[Begin Material supplied]

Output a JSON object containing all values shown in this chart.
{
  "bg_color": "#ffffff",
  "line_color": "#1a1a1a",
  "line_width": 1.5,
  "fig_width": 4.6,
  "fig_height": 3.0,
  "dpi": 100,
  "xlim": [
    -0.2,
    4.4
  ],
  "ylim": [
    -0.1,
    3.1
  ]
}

[End Material supplied]

* What is expected *
Repeat the preceding lines exactly, please, every one of them.

* Right answer *
Output a JSON object containing all values shown in this chart.
{
  "bg_color": "#ffffff",
  "line_color": "#1a1a1a",
  "line_width": 1.5,
  "fig_width": 4.6,
  "fig_height": 3.0,
  "dpi": 100,
  "xlim": [
    -0.2,
    4.4
  ],
  "ylim": [
    -0.1,
    3.1
  ]
}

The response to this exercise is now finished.